◆ What to produce
Quote every line as written. Omit pictures.

________

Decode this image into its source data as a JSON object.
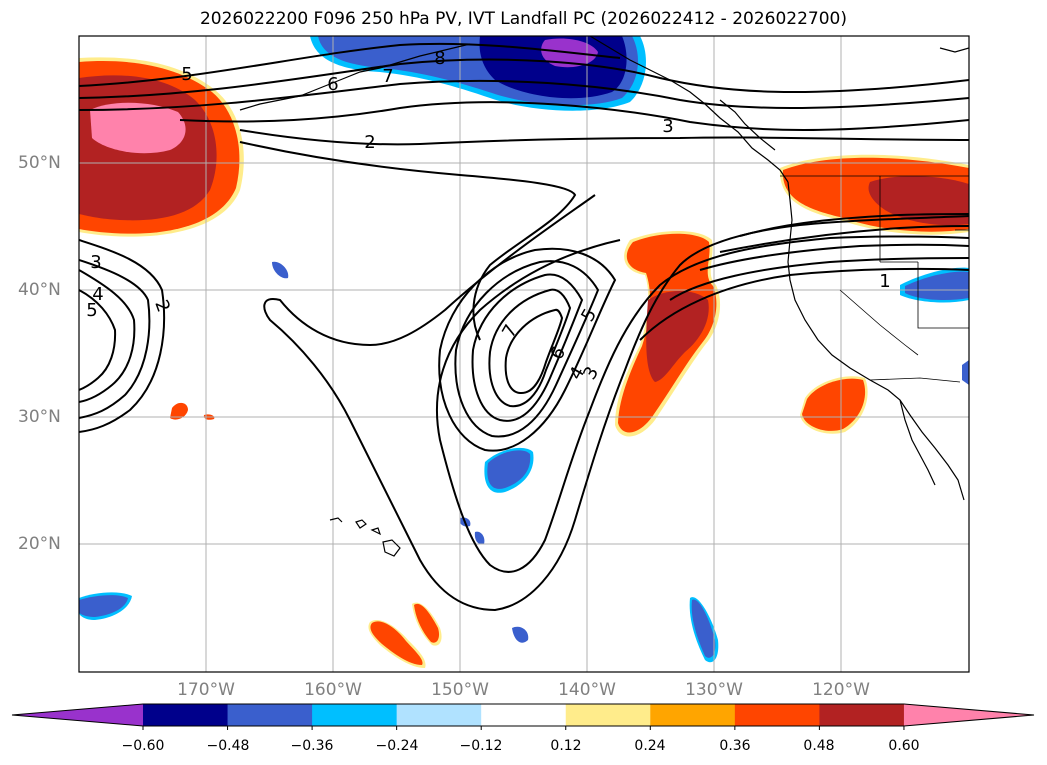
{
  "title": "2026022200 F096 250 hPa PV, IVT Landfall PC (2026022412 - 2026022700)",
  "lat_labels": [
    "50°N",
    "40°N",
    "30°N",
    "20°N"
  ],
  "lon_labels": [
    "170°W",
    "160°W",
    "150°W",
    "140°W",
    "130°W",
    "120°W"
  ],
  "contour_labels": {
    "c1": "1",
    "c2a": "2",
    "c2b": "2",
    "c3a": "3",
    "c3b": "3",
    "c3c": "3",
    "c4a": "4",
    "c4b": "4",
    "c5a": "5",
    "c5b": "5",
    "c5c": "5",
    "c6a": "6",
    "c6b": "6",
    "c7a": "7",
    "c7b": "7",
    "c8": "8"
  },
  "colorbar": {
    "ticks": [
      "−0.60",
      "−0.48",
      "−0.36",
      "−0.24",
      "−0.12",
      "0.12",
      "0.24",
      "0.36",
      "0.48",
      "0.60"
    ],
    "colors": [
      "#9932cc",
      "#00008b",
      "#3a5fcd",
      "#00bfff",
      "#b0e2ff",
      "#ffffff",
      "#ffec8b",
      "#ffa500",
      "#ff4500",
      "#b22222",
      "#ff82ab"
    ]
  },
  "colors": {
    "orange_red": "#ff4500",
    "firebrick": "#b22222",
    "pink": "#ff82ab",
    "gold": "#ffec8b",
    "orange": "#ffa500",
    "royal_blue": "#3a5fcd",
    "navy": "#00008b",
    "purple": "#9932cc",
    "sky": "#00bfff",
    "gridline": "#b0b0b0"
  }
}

________

◆ Correct response
Decode this image into its source data as a JSON object.
{
  "title": "2026022200 F096 250 hPa PV, IVT Landfall PC (2026022412 - 2026022700)",
  "lat_labels": [
    "50°N",
    "40°N",
    "30°N",
    "20°N"
  ],
  "lon_labels": [
    "170°W",
    "160°W",
    "150°W",
    "140°W",
    "130°W",
    "120°W"
  ],
  "contour_labels": {
    "c1": "1",
    "c2a": "2",
    "c2b": "2",
    "c3a": "3",
    "c3b": "3",
    "c3c": "3",
    "c4a": "4",
    "c4b": "4",
    "c5a": "5",
    "c5b": "5",
    "c5c": "5",
    "c6a": "6",
    "c6b": "6",
    "c7a": "7",
    "c7b": "7",
    "c8": "8"
  },
  "colorbar": {
    "ticks": [
      "−0.60",
      "−0.48",
      "−0.36",
      "−0.24",
      "−0.12",
      "0.12",
      "0.24",
      "0.36",
      "0.48",
      "0.60"
    ],
    "colors": [
      "#9932cc",
      "#00008b",
      "#3a5fcd",
      "#00bfff",
      "#b0e2ff",
      "#ffffff",
      "#ffec8b",
      "#ffa500",
      "#ff4500",
      "#b22222",
      "#ff82ab"
    ]
  },
  "colors": {
    "orange_red": "#ff4500",
    "firebrick": "#b22222",
    "pink": "#ff82ab",
    "gold": "#ffec8b",
    "orange": "#ffa500",
    "royal_blue": "#3a5fcd",
    "navy": "#00008b",
    "purple": "#9932cc",
    "sky": "#00bfff",
    "gridline": "#b0b0b0"
  }
}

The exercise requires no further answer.